**YOUR TASK**
Give these lines again, swapping "screenshot" for "image" and changing nothing else. Leave out the pictures.

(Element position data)
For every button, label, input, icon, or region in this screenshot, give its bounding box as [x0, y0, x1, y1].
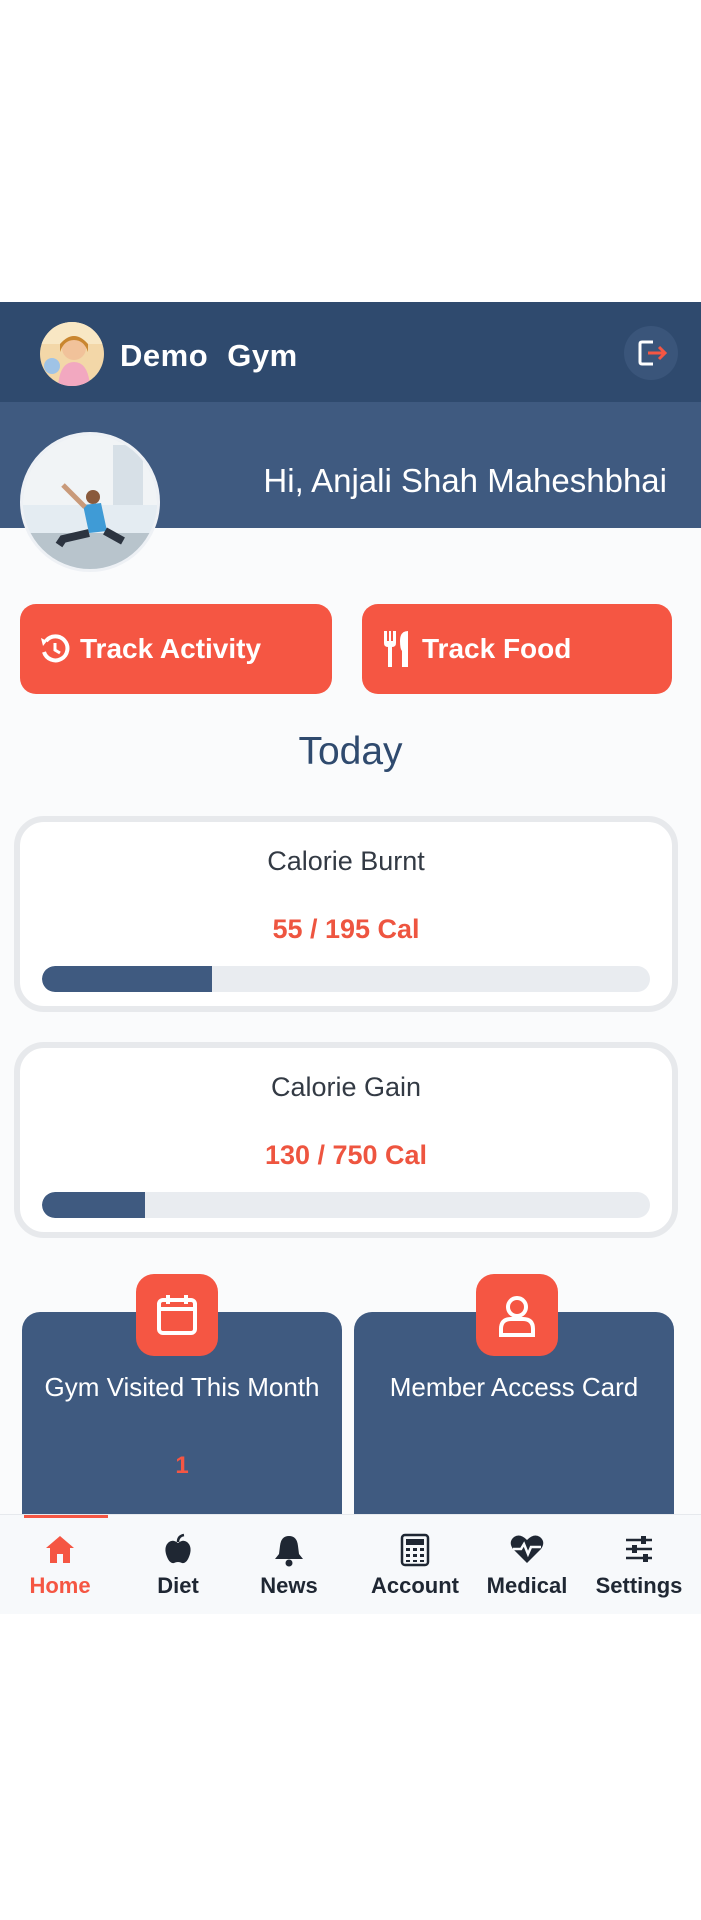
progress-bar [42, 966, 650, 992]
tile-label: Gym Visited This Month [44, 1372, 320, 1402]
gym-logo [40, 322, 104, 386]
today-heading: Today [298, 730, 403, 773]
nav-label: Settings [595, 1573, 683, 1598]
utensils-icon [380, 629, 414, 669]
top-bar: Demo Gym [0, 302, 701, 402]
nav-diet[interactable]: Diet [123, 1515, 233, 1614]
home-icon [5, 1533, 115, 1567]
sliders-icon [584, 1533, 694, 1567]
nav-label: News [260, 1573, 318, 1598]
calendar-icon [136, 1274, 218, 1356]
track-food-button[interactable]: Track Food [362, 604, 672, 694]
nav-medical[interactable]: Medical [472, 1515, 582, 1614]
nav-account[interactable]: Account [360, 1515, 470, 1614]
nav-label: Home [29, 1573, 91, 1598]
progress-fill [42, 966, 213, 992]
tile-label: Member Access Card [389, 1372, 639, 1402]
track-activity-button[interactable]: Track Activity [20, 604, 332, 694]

**ANSWER TO THIS EXERCISE**
For every button, label, input, icon, or region in this image, give its bounding box as [x0, y0, x1, y1].
progress-bar [42, 966, 650, 992]
tile-label: Gym Visited This Month [44, 1372, 320, 1402]
gym-logo [40, 322, 104, 386]
today-heading: Today [298, 730, 403, 773]
nav-label: Settings [595, 1573, 683, 1598]
utensils-icon [380, 629, 414, 669]
top-bar: Demo Gym [0, 302, 701, 402]
nav-diet[interactable]: Diet [123, 1515, 233, 1614]
home-icon [5, 1533, 115, 1567]
sliders-icon [584, 1533, 694, 1567]
nav-label: News [260, 1573, 318, 1598]
calendar-icon [136, 1274, 218, 1356]
track-food-button[interactable]: Track Food [362, 604, 672, 694]
nav-medical[interactable]: Medical [472, 1515, 582, 1614]
nav-account[interactable]: Account [360, 1515, 470, 1614]
nav-label: Home [29, 1573, 91, 1598]
progress-fill [42, 966, 213, 992]
tile-label: Member Access Card [389, 1372, 639, 1402]
track-activity-button[interactable]: Track Activity [20, 604, 332, 694]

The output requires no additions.